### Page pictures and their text
╔══

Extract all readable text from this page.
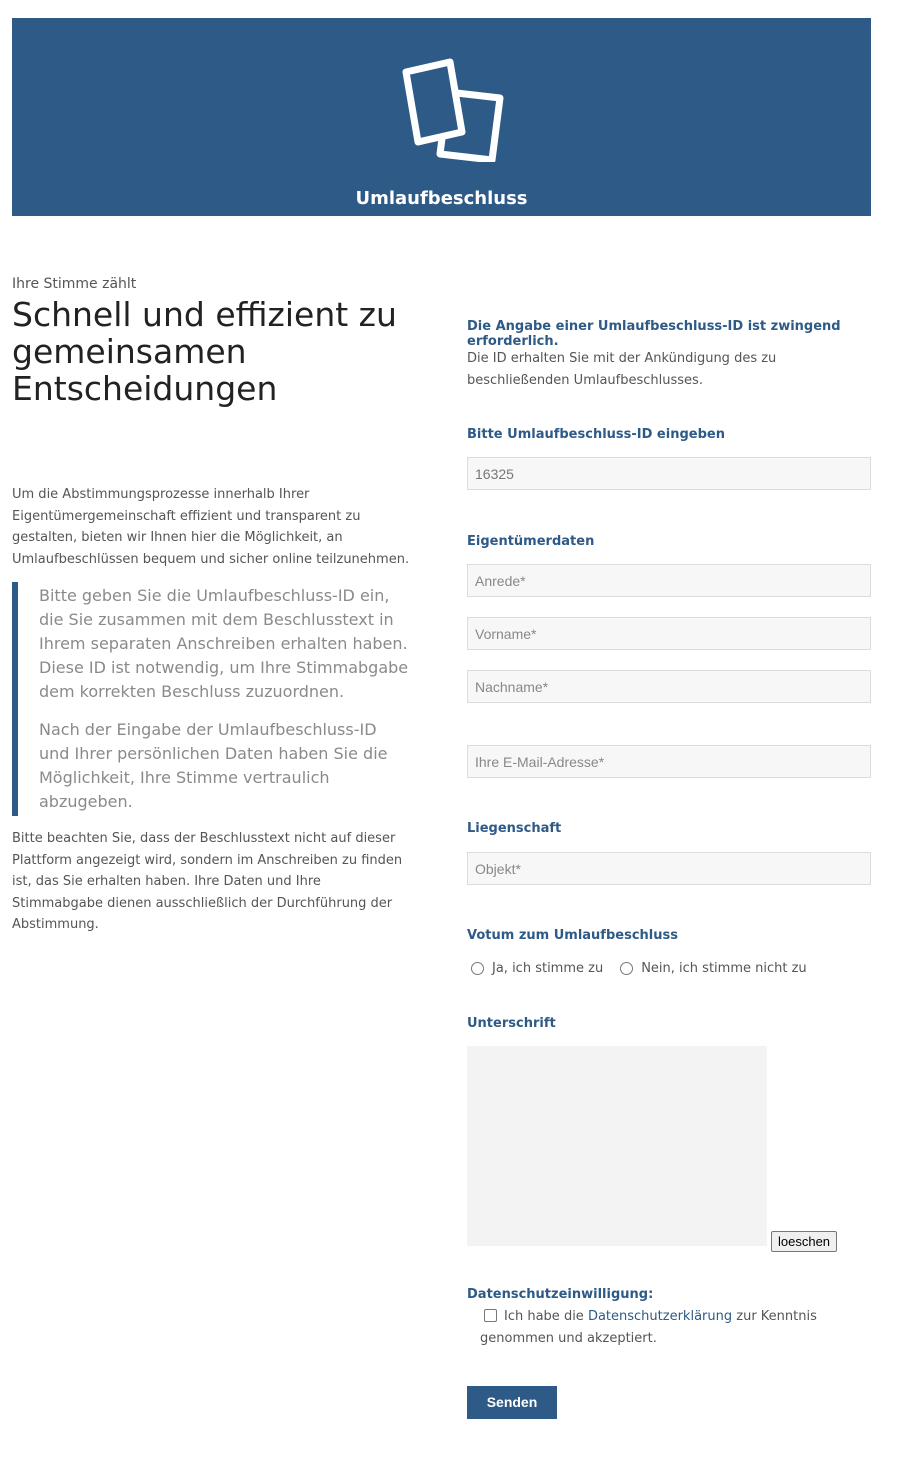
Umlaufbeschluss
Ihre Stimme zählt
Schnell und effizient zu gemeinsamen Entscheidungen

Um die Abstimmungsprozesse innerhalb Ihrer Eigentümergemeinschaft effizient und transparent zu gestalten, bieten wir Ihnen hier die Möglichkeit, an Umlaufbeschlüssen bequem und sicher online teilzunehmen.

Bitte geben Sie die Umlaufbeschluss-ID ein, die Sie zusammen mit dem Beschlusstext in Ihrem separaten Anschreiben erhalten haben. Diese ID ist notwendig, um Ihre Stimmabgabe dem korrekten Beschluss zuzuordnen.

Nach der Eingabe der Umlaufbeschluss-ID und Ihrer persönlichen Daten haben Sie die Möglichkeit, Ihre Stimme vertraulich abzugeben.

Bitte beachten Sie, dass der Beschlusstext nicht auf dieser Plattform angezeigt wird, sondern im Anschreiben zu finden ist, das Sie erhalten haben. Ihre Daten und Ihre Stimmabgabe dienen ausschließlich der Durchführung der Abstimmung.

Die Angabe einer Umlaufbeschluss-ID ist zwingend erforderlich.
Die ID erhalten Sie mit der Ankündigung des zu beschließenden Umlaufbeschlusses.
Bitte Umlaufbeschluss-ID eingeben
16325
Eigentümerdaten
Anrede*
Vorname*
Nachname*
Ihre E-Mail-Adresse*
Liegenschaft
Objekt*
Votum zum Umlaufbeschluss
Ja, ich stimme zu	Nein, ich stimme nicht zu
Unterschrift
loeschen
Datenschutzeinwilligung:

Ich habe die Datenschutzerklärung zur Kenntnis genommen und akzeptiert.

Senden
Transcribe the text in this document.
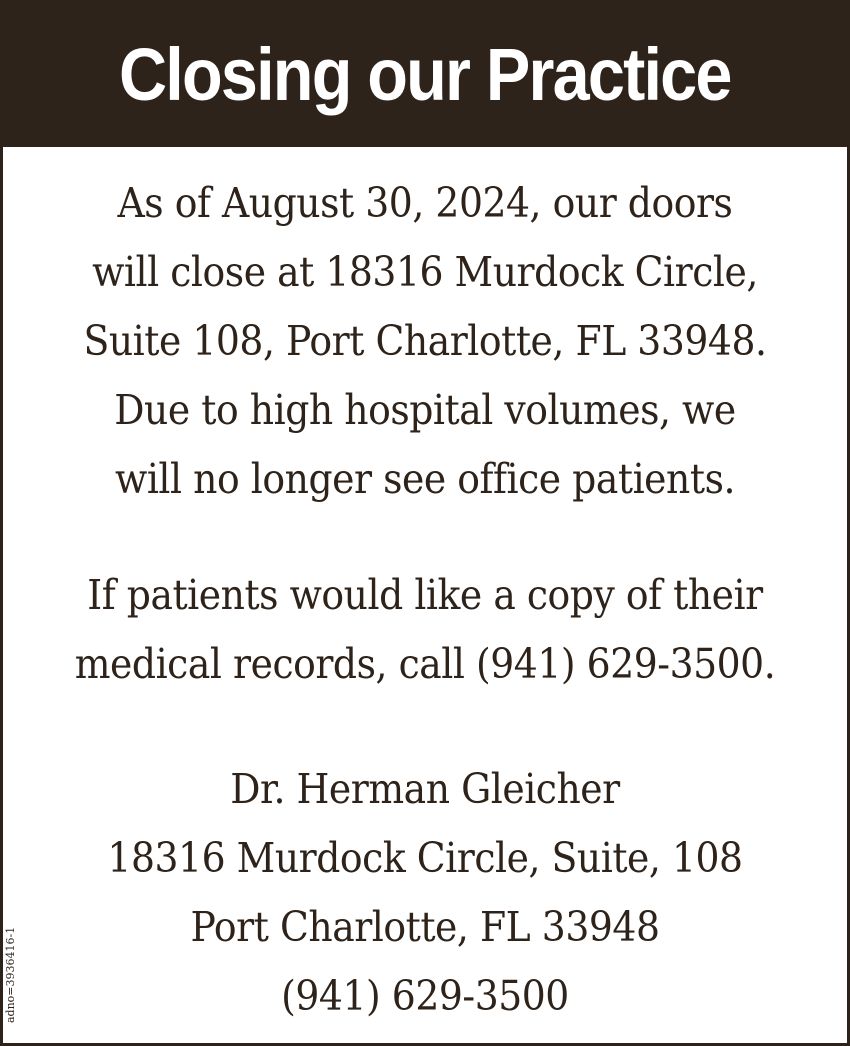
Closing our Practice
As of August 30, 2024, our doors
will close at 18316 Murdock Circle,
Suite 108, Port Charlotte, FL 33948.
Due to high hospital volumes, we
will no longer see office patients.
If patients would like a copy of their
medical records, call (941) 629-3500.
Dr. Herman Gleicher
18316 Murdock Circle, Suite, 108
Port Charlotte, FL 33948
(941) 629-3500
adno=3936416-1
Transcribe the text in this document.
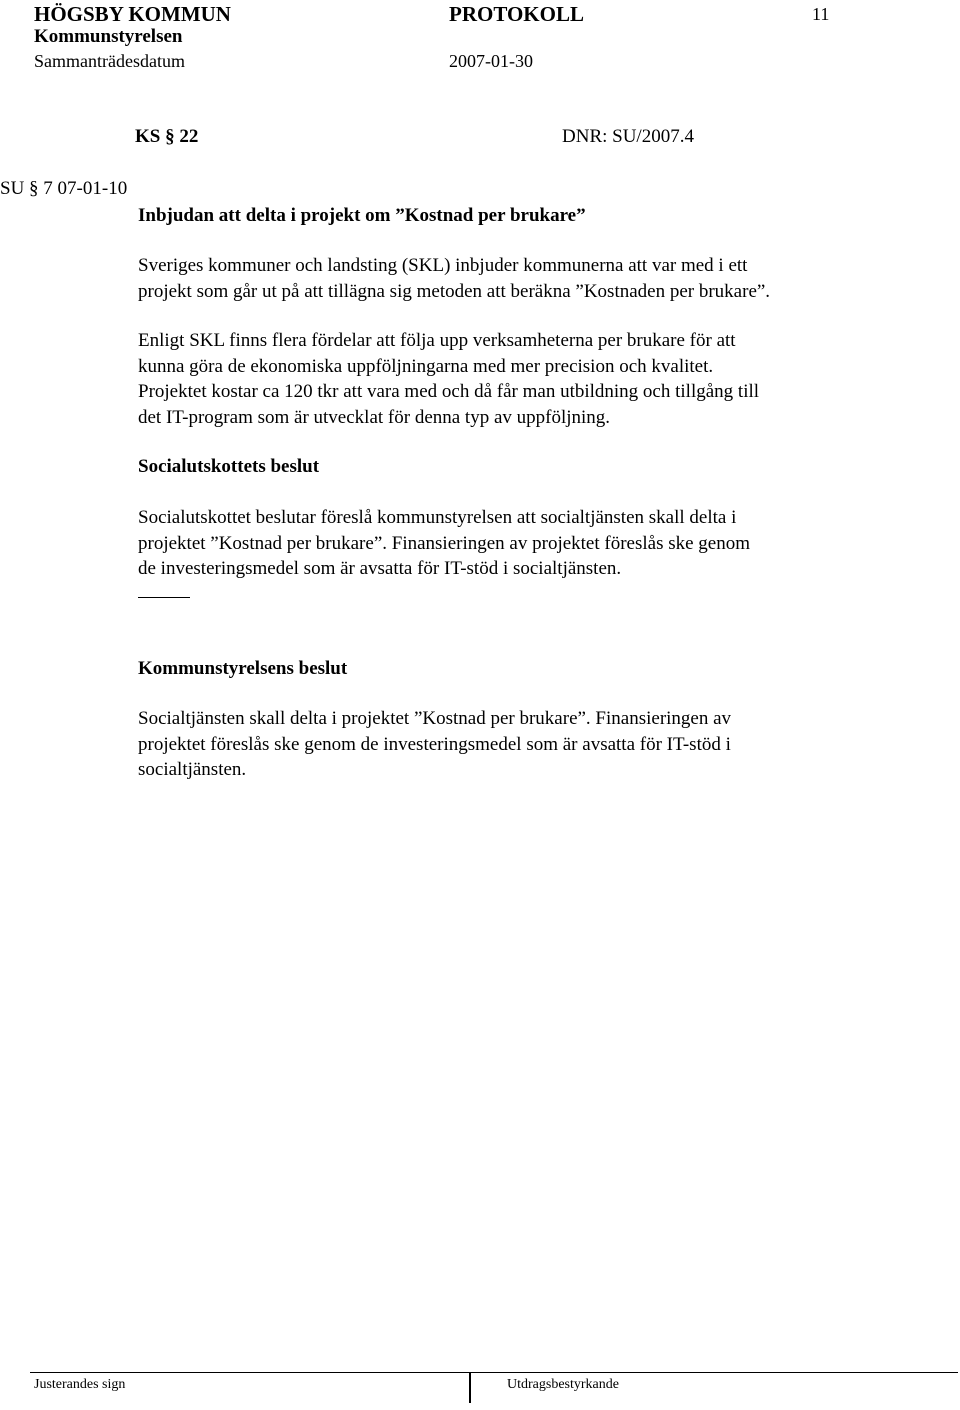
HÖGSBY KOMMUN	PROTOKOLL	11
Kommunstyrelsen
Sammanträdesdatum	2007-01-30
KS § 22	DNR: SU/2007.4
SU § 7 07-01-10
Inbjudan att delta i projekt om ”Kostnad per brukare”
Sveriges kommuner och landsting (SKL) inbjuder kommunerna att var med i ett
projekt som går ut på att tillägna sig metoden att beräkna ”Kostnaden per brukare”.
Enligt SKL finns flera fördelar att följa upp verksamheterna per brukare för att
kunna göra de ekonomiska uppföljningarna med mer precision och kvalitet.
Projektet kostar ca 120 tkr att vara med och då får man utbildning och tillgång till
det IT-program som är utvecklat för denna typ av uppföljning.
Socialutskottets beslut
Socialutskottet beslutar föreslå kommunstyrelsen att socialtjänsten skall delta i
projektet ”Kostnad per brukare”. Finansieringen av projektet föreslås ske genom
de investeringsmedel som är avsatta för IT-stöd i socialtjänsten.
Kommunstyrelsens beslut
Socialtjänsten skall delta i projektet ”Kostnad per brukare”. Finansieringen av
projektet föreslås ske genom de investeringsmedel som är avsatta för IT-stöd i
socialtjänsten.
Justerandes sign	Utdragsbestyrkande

╚══

### Task details
Check each line of the entries for "Bitte" and copy those that have it.

### Result for this task
Bitte geben Sie die Umlaufbeschluss-ID ein, die Sie zusammen mit dem Beschlusstext in Ihrem separaten Anschreiben erhalten haben. Diese ID ist notwendig, um Ihre Stimmabgabe dem korrekten Beschluss zuzuordnen.
Bitte beachten Sie, dass der Beschlusstext nicht auf dieser Plattform angezeigt wird, sondern im Anschreiben zu finden ist, das Sie erhalten haben. Ihre Daten und Ihre Stimmabgabe dienen ausschließlich der Durchführung der Abstimmung.
Bitte Umlaufbeschluss-ID eingeben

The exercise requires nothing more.